Find each line with the string "Pitch" and copy it.

>> begin Exercise inputs

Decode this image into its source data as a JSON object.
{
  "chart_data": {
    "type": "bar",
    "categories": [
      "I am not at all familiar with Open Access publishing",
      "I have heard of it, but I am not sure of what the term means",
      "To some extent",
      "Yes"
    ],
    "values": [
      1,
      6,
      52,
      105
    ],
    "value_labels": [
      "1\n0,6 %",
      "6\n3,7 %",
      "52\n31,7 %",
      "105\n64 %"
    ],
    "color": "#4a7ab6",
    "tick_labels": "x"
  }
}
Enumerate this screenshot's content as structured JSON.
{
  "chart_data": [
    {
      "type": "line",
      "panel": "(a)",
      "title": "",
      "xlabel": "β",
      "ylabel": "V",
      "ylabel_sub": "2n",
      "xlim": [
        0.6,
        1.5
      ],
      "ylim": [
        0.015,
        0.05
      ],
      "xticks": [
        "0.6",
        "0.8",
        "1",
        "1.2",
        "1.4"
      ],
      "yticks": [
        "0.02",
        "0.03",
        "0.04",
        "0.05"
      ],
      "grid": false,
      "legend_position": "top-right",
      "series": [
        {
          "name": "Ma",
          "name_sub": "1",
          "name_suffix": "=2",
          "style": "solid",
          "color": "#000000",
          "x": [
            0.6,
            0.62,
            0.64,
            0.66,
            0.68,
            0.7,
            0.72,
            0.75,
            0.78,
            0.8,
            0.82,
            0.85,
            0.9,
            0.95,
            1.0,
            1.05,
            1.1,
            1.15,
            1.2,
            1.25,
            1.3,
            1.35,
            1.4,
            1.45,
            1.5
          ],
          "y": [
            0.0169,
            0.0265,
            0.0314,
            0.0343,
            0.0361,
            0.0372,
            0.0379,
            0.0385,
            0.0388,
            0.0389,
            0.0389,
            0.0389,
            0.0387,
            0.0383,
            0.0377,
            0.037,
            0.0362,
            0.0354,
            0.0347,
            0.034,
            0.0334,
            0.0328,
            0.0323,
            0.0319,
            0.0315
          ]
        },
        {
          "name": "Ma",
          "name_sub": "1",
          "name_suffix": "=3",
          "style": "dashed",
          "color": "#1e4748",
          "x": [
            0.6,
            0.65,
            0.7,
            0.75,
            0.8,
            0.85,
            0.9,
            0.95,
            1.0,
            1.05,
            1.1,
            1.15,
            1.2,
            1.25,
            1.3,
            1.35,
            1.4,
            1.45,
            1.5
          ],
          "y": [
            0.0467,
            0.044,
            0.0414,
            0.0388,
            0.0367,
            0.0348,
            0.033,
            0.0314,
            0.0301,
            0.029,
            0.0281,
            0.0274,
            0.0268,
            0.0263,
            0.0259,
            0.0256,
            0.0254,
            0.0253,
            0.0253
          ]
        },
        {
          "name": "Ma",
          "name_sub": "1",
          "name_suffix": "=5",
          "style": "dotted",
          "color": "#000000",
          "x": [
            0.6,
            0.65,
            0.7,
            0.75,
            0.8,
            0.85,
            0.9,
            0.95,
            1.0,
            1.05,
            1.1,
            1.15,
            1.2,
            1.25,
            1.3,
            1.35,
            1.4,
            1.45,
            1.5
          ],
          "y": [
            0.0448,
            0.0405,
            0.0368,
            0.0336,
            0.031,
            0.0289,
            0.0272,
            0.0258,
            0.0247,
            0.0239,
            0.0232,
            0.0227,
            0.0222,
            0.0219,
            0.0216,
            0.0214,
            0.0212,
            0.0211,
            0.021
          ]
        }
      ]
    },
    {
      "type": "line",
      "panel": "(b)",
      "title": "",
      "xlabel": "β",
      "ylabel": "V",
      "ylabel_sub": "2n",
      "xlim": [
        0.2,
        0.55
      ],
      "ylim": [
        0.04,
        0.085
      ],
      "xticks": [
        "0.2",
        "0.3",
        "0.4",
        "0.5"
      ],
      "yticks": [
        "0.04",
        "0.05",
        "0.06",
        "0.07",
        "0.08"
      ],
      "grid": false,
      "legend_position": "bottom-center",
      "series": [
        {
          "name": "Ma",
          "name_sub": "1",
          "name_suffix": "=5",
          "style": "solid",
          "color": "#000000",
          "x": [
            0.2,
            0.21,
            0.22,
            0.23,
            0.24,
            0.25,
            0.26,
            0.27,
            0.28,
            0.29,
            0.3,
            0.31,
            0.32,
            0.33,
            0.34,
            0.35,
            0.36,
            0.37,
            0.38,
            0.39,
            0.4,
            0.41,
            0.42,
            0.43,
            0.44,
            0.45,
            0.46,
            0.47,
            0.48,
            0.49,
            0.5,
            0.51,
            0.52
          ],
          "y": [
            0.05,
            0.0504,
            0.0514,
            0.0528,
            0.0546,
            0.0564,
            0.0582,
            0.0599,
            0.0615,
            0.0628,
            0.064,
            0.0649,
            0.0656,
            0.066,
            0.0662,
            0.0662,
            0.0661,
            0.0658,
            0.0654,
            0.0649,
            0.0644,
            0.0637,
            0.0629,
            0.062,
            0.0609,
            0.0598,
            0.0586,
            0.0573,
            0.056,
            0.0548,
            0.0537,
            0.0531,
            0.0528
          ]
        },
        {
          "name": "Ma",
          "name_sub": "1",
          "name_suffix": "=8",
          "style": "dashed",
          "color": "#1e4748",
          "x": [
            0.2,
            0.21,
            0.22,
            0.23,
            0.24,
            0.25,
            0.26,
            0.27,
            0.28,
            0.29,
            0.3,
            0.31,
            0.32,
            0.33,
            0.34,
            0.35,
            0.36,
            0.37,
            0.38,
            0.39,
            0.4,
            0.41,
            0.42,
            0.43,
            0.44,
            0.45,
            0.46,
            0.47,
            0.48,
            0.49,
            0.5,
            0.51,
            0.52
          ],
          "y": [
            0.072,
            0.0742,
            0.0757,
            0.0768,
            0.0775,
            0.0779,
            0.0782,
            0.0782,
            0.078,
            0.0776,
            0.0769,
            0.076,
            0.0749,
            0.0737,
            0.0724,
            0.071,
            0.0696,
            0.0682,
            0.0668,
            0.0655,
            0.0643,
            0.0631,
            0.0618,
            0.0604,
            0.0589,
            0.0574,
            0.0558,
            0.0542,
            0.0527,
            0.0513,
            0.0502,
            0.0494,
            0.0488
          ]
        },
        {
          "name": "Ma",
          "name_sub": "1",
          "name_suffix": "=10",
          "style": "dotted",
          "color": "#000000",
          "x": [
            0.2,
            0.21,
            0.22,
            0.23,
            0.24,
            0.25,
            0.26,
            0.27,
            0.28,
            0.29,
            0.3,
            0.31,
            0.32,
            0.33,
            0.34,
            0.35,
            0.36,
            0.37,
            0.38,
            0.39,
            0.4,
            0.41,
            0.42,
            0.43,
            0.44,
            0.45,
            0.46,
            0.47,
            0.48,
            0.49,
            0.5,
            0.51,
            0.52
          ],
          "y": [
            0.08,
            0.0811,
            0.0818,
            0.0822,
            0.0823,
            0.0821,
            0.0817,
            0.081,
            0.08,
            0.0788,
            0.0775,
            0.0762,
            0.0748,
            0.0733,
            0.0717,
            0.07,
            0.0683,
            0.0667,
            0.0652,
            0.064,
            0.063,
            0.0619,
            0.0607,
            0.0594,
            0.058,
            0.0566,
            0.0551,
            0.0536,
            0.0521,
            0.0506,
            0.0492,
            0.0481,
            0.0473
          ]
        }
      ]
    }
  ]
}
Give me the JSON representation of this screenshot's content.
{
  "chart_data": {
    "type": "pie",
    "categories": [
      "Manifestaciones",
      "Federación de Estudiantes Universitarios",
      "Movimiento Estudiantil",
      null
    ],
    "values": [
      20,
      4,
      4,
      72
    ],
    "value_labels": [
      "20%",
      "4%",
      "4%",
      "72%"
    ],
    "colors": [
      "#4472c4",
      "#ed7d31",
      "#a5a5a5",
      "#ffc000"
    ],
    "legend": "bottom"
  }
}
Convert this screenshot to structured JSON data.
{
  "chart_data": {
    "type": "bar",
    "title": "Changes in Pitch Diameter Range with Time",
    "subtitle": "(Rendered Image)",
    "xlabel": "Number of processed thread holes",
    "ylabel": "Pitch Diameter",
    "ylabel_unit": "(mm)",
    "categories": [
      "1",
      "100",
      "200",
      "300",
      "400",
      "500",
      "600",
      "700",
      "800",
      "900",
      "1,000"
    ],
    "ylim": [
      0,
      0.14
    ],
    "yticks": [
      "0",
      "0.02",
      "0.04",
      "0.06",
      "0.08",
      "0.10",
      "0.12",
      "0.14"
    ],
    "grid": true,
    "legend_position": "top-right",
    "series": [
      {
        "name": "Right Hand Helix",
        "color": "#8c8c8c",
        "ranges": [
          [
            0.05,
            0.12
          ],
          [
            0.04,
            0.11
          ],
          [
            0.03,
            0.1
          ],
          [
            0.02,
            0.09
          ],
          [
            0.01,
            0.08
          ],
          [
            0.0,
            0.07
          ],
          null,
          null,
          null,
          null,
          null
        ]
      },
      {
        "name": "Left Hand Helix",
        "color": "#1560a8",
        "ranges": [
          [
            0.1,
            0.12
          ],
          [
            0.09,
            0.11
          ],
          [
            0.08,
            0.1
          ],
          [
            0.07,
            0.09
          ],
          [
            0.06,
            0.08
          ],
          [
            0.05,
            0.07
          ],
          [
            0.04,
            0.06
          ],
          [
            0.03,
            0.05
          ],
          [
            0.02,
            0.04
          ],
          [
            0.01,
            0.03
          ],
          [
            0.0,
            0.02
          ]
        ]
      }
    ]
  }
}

>> end Exercise inputs

* _Full answer_:
    "title": "Changes in Pitch Diameter Range with Time",
    "ylabel": "Pitch Diameter",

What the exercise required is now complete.